[EXCERPTED TEXT start]

PUBLISHED: 15:10 24 April 2019 | UPDATED: 16:46 25 April 2019

A file image of the River Lea, near the towpath where robberies are on the increase. Picture: Dan Atrill/Flickr/Creative Commons licence CC BY 2.0

A file image of the River Lea, near the towpath where robberies are on the increase. Picture: Dan Atrill/Flickr/Creative Commons licence CC BY 2.0

Archant

Boaters on the River Lea are planning community patrols of the towpath after a spate of terrifying knifepoint robberies over the last few months.

A narrow boat moves along the River Lea. Picture: Gareth FullerA narrow boat moves along the River Lea. Picture: Gareth Fuller

Groups of masked youngsters armed with huge knives have been mugging people for their phones and bank cards several times a week, according to reports.

The hotspots are said to be the Homerton Road bridge, the area near Springfield Park and around Markfield Park further along in Tottenham.

One man told the Gazette two men tried to break into his boat on April 10 but he managed to scare them off after grabbing an axe he uses for chopping wood.

“I thought it was my friend,” he said. “But when I saw they were trying to rip the door open forcefully I just panicked. The burner was right by the door so I just grabbed the axe and kicked it open. They jumped off the boat really quickly and legged it.

[EXCERPTED TEXT end]

> [WHAT YOU WILL DO]:
a – Answer these questions using the River Lea article:
(i) What are boaters on the River Lea planning in response to the robberies?
(ii) What have the masked youngsters been taking from people?
(iii) On what date did two men try to break into one man's boat?
b – From the River Lea article, print the passage starting at "PUBLISHED: 15:10 24" and ending at "according to reports.".
c – List every place the River Lea article names as a robbery hotspot.

[DATASET EXTRACT start]

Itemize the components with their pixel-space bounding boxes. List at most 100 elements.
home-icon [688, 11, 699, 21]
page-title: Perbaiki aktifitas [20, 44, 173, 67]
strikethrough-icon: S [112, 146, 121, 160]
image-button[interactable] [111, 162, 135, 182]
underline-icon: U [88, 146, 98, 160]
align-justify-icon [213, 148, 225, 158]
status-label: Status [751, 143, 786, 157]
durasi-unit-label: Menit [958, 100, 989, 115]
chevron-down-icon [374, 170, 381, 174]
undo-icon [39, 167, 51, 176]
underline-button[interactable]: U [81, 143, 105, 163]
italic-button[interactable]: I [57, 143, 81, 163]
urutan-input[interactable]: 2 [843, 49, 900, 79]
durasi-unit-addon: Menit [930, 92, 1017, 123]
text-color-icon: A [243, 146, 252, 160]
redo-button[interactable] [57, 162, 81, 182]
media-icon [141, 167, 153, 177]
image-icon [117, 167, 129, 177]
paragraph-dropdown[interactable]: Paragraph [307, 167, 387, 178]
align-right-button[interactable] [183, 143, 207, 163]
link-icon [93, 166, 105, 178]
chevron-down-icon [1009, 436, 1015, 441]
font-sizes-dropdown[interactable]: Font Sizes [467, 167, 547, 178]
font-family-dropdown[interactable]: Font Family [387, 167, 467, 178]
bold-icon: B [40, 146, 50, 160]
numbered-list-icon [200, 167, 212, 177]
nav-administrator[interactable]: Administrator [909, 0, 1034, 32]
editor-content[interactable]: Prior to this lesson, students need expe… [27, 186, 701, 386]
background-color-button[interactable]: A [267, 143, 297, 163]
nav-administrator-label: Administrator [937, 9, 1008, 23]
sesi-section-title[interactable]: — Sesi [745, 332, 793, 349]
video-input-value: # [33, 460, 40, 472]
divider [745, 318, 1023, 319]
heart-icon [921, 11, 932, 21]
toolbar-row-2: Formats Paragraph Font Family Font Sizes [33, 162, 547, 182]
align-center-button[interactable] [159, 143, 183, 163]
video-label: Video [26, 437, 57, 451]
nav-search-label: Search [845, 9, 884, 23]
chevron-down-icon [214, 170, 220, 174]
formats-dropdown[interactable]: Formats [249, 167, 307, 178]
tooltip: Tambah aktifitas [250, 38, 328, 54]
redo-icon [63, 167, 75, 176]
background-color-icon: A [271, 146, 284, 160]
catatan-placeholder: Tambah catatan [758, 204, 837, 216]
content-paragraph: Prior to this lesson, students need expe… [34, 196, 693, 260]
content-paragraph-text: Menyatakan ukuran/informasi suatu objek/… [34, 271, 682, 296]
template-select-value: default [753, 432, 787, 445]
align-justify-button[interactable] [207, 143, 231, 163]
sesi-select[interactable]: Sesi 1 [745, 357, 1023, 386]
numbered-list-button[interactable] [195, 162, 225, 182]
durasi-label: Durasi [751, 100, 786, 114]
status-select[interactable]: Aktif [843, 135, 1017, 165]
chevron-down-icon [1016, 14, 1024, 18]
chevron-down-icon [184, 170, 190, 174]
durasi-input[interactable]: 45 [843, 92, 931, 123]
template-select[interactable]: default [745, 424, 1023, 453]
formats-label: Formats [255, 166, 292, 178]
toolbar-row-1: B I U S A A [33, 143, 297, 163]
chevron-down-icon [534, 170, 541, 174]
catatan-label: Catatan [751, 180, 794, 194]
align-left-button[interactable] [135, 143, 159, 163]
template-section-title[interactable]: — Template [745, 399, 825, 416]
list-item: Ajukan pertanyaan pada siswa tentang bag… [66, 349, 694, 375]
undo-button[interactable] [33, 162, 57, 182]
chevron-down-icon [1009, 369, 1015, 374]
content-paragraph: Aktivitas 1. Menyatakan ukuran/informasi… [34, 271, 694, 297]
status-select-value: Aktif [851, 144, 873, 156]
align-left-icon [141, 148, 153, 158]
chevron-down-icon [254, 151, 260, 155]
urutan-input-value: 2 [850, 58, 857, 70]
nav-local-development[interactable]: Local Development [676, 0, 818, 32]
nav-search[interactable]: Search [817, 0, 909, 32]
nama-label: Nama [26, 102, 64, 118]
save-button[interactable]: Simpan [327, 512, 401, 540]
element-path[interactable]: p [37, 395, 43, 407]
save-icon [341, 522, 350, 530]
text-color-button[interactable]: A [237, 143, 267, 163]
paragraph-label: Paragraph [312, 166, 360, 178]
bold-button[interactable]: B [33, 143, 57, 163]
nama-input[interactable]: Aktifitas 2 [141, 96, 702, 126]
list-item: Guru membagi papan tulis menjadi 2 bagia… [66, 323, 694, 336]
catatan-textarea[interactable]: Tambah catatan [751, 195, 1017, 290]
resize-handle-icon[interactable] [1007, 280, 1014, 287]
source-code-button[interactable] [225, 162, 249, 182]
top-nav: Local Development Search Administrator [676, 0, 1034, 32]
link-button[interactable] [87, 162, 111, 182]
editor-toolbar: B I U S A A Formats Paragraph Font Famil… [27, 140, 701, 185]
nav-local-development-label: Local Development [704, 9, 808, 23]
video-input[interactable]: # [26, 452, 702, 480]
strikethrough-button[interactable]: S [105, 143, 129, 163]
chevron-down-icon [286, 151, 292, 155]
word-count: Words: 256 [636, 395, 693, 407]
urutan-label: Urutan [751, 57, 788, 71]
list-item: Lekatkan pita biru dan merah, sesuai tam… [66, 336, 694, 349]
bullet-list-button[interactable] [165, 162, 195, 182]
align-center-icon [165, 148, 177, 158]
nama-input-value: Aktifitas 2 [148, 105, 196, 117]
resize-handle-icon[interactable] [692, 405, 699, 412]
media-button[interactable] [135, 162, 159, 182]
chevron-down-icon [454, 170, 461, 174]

[DATASET EXTRACT end]

> [TASK-BY-TASK RESULTS]:
a –
(i) Community patrols of the towpath.
(ii) Their phones and bank cards.
(iii) April 10.

b –
PUBLISHED: 15:10 24 April 2019 | UPDATED: 16:46 25 April 2019

A file image of the River Lea, near the towpath where robberies are on the increase. Picture: Dan Atrill/Flickr/Creative Commons licence CC BY 2.0

A file image of the River Lea, near the towpath where robberies are on the increase. Picture: Dan Atrill/Flickr/Creative Commons licence CC BY 2.0

Archant

Boaters on the River Lea are planning community patrols of the towpath after a spate of terrifying knifepoint robberies over the last few months.

A narrow boat moves along the River Lea. Picture: Gareth FullerA narrow boat moves along the River Lea. Picture: Gareth Fuller

Groups of masked youngsters armed with huge knives have been mugging people for their phones and bank cards several times a week, according to reports.

c –
- The Homerton Road bridge
- The area near Springfield Park
- Around Markfield Park, further along in Tottenham